OBJECTIVE:
Write out the records again, exactly, leaving none out.

RECORDS FOR THE EXERCISE:

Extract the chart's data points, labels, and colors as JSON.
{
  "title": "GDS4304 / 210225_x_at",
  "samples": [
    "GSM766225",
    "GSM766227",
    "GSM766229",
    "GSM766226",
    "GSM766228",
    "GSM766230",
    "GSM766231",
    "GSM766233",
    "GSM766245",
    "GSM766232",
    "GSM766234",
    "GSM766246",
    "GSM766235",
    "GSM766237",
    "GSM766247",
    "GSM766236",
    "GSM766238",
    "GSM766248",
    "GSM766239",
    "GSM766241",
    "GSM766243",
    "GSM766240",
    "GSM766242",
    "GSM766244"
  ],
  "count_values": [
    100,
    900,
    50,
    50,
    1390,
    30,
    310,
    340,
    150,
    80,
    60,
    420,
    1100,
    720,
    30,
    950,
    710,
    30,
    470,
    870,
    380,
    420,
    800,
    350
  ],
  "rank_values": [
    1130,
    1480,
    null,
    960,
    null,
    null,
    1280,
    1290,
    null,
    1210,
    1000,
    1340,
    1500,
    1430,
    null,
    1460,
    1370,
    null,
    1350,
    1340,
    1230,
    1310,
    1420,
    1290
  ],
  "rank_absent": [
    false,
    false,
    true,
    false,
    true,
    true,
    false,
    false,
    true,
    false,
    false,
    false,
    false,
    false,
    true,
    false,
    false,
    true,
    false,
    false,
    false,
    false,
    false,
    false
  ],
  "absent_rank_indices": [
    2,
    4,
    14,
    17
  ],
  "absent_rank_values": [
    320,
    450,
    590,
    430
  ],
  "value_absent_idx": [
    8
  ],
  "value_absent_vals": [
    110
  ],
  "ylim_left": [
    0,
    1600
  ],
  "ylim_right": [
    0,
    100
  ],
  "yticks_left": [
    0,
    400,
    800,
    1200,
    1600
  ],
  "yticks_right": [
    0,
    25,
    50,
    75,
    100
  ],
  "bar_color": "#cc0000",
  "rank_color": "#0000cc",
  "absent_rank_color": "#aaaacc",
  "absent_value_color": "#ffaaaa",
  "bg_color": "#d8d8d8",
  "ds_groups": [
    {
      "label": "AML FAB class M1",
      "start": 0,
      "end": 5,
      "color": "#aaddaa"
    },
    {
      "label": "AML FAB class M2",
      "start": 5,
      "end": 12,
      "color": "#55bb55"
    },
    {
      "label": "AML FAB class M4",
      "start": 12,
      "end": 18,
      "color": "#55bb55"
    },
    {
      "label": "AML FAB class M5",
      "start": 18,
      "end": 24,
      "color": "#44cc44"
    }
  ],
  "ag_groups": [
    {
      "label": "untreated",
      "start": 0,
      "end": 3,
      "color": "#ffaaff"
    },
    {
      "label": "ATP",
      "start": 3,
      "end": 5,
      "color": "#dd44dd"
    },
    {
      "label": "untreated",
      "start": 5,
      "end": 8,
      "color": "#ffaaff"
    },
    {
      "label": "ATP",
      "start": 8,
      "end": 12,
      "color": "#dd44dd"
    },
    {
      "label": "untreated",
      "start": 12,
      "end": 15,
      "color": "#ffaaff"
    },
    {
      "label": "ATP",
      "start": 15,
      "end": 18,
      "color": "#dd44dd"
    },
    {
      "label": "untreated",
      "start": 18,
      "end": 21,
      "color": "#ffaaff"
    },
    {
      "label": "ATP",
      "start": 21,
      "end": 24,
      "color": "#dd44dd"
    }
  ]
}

RESULT BELOW:
Extract the chart's data points, labels, and colors as JSON.
{
  "title": "GDS4304 / 210225_x_at",
  "samples": [
    "GSM766225",
    "GSM766227",
    "GSM766229",
    "GSM766226",
    "GSM766228",
    "GSM766230",
    "GSM766231",
    "GSM766233",
    "GSM766245",
    "GSM766232",
    "GSM766234",
    "GSM766246",
    "GSM766235",
    "GSM766237",
    "GSM766247",
    "GSM766236",
    "GSM766238",
    "GSM766248",
    "GSM766239",
    "GSM766241",
    "GSM766243",
    "GSM766240",
    "GSM766242",
    "GSM766244"
  ],
  "count_values": [
    100,
    900,
    50,
    50,
    1390,
    30,
    310,
    340,
    150,
    80,
    60,
    420,
    1100,
    720,
    30,
    950,
    710,
    30,
    470,
    870,
    380,
    420,
    800,
    350
  ],
  "rank_values": [
    1130,
    1480,
    null,
    960,
    null,
    null,
    1280,
    1290,
    null,
    1210,
    1000,
    1340,
    1500,
    1430,
    null,
    1460,
    1370,
    null,
    1350,
    1340,
    1230,
    1310,
    1420,
    1290
  ],
  "rank_absent": [
    false,
    false,
    true,
    false,
    true,
    true,
    false,
    false,
    true,
    false,
    false,
    false,
    false,
    false,
    true,
    false,
    false,
    true,
    false,
    false,
    false,
    false,
    false,
    false
  ],
  "absent_rank_indices": [
    2,
    4,
    14,
    17
  ],
  "absent_rank_values": [
    320,
    450,
    590,
    430
  ],
  "value_absent_idx": [
    8
  ],
  "value_absent_vals": [
    110
  ],
  "ylim_left": [
    0,
    1600
  ],
  "ylim_right": [
    0,
    100
  ],
  "yticks_left": [
    0,
    400,
    800,
    1200,
    1600
  ],
  "yticks_right": [
    0,
    25,
    50,
    75,
    100
  ],
  "bar_color": "#cc0000",
  "rank_color": "#0000cc",
  "absent_rank_color": "#aaaacc",
  "absent_value_color": "#ffaaaa",
  "bg_color": "#d8d8d8",
  "ds_groups": [
    {
      "label": "AML FAB class M1",
      "start": 0,
      "end": 5,
      "color": "#aaddaa"
    },
    {
      "label": "AML FAB class M2",
      "start": 5,
      "end": 12,
      "color": "#55bb55"
    },
    {
      "label": "AML FAB class M4",
      "start": 12,
      "end": 18,
      "color": "#55bb55"
    },
    {
      "label": "AML FAB class M5",
      "start": 18,
      "end": 24,
      "color": "#44cc44"
    }
  ],
  "ag_groups": [
    {
      "label": "untreated",
      "start": 0,
      "end": 3,
      "color": "#ffaaff"
    },
    {
      "label": "ATP",
      "start": 3,
      "end": 5,
      "color": "#dd44dd"
    },
    {
      "label": "untreated",
      "start": 5,
      "end": 8,
      "color": "#ffaaff"
    },
    {
      "label": "ATP",
      "start": 8,
      "end": 12,
      "color": "#dd44dd"
    },
    {
      "label": "untreated",
      "start": 12,
      "end": 15,
      "color": "#ffaaff"
    },
    {
      "label": "ATP",
      "start": 15,
      "end": 18,
      "color": "#dd44dd"
    },
    {
      "label": "untreated",
      "start": 18,
      "end": 21,
      "color": "#ffaaff"
    },
    {
      "label": "ATP",
      "start": 21,
      "end": 24,
      "color": "#dd44dd"
    }
  ]
}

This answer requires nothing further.